[WORK INSTRUCTIONS]: Seek out every line containing the word "GRAHAM", and copy each.

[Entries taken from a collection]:

=====

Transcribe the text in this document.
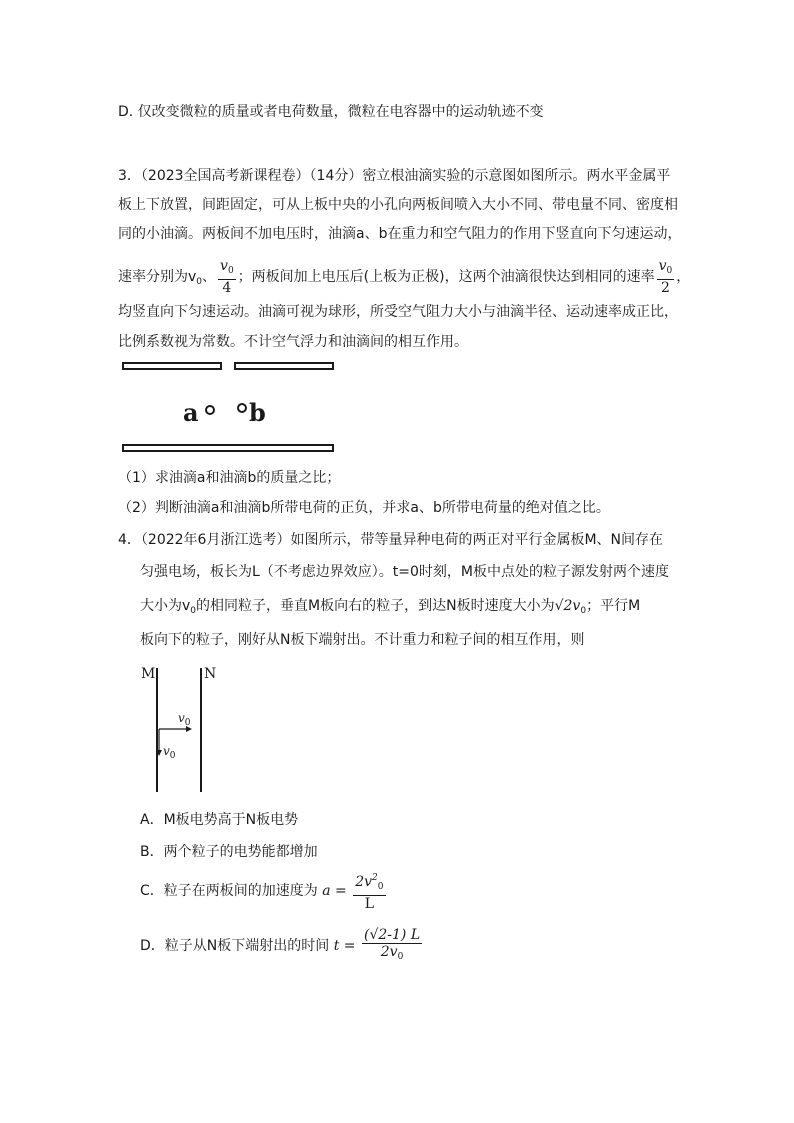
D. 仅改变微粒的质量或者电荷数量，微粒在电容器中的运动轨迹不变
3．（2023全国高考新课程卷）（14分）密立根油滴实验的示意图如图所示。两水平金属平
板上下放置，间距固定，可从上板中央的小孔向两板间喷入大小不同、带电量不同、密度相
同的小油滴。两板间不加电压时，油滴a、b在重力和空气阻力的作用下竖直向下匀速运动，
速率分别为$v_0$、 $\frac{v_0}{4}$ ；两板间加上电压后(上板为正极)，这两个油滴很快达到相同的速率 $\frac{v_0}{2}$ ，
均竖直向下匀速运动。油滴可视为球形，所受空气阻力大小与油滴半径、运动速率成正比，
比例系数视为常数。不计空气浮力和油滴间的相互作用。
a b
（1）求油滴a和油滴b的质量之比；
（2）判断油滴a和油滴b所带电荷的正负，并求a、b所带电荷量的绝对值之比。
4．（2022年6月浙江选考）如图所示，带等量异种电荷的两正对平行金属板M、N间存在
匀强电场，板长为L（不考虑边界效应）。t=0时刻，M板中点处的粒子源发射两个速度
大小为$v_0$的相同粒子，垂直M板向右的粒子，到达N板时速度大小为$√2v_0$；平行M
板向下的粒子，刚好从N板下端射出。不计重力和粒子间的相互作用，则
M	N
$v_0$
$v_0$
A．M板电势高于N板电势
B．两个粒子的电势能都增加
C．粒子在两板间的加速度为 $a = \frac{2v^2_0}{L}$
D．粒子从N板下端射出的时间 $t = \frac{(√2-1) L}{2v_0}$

=====

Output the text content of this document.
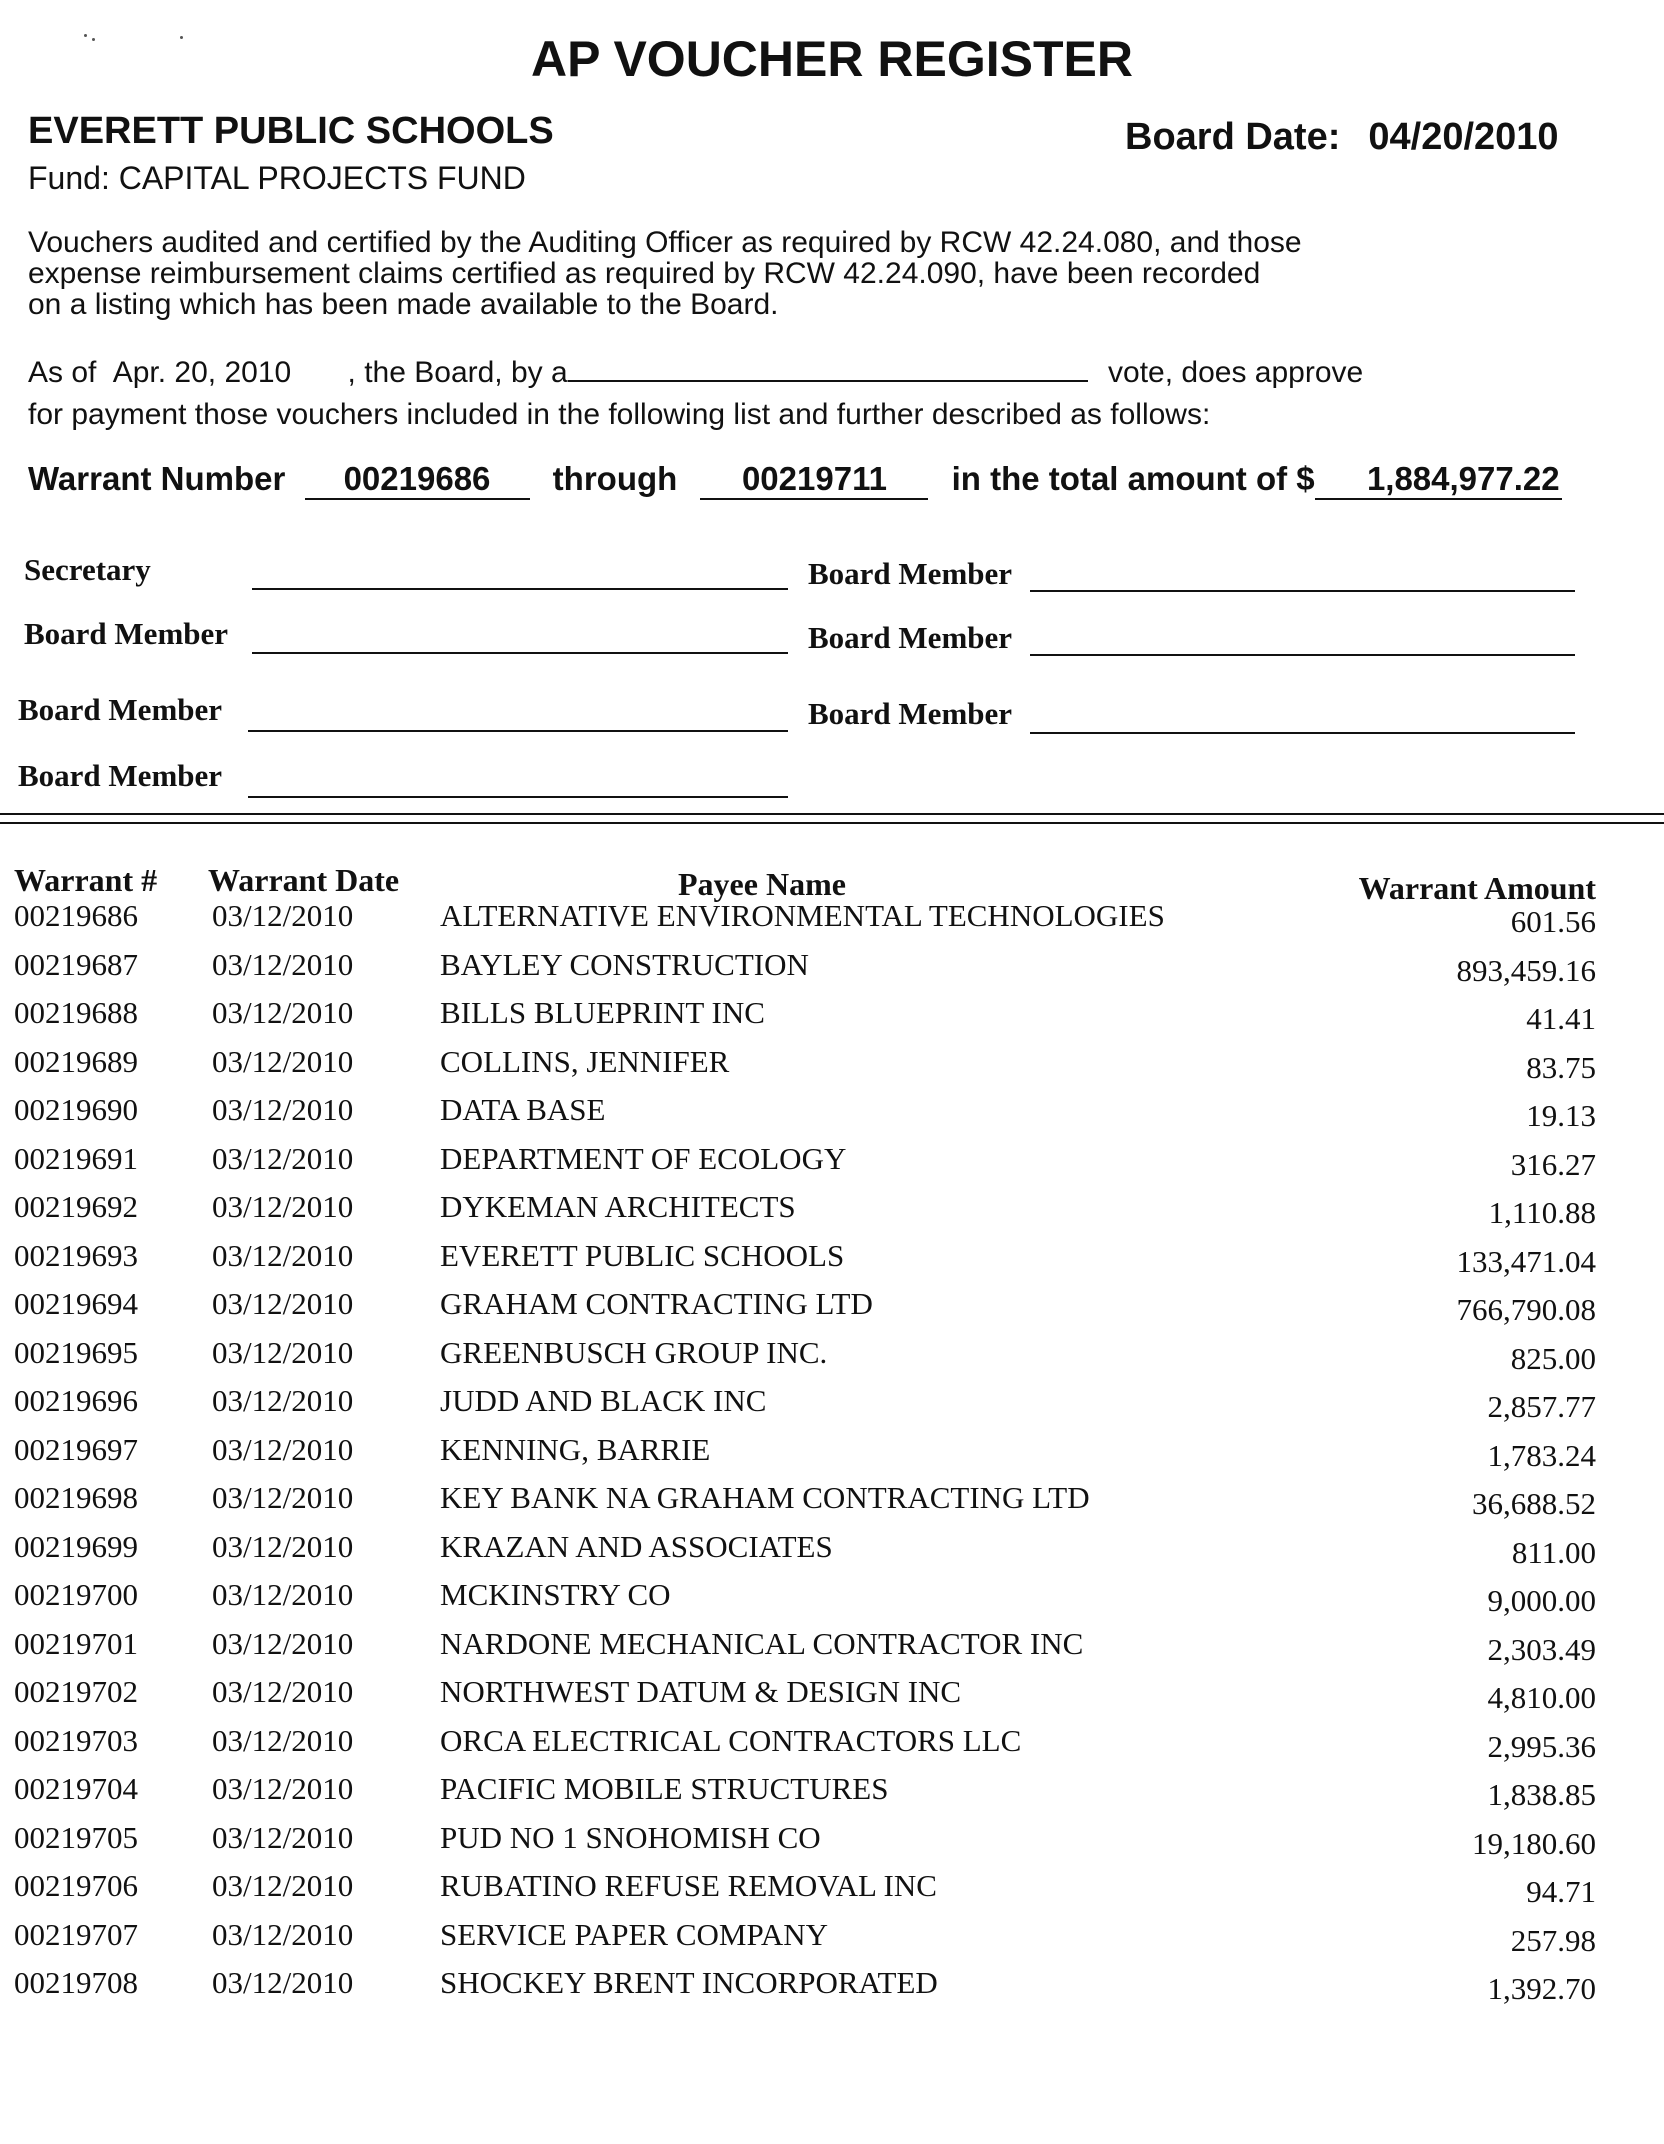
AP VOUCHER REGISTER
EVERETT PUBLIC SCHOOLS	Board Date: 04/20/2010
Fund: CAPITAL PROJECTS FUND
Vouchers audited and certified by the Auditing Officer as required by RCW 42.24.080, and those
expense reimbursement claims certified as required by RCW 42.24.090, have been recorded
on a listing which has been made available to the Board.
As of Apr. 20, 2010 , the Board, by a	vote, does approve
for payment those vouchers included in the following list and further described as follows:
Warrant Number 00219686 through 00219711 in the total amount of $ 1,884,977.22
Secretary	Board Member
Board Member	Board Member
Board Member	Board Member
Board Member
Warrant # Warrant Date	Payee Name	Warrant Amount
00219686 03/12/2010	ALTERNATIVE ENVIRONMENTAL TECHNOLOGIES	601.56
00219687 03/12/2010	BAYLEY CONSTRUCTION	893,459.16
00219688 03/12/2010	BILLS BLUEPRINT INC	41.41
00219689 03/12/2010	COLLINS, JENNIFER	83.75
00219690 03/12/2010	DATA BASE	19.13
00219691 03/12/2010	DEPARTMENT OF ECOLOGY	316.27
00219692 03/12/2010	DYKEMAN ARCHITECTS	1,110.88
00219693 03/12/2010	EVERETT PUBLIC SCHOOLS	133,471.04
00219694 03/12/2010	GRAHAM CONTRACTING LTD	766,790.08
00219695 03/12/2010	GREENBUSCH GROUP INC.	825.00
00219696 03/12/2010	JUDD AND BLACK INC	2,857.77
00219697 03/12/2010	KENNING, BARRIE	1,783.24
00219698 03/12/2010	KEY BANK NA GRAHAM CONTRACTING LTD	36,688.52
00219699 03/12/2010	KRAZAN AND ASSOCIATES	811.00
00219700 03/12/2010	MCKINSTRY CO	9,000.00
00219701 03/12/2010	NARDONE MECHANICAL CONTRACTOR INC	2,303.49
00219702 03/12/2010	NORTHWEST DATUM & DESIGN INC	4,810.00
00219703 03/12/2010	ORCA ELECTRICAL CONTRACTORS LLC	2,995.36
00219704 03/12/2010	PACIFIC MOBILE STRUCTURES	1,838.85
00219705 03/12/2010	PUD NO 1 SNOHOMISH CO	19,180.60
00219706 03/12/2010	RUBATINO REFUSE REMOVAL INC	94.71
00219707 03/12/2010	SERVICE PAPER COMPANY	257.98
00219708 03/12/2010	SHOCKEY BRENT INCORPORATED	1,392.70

=====

[ANSWER FOR THIS EXERCISE]:
00219694 03/12/2010	GRAHAM CONTRACTING LTD	766,790.08
00219698 03/12/2010	KEY BANK NA GRAHAM CONTRACTING LTD	36,688.52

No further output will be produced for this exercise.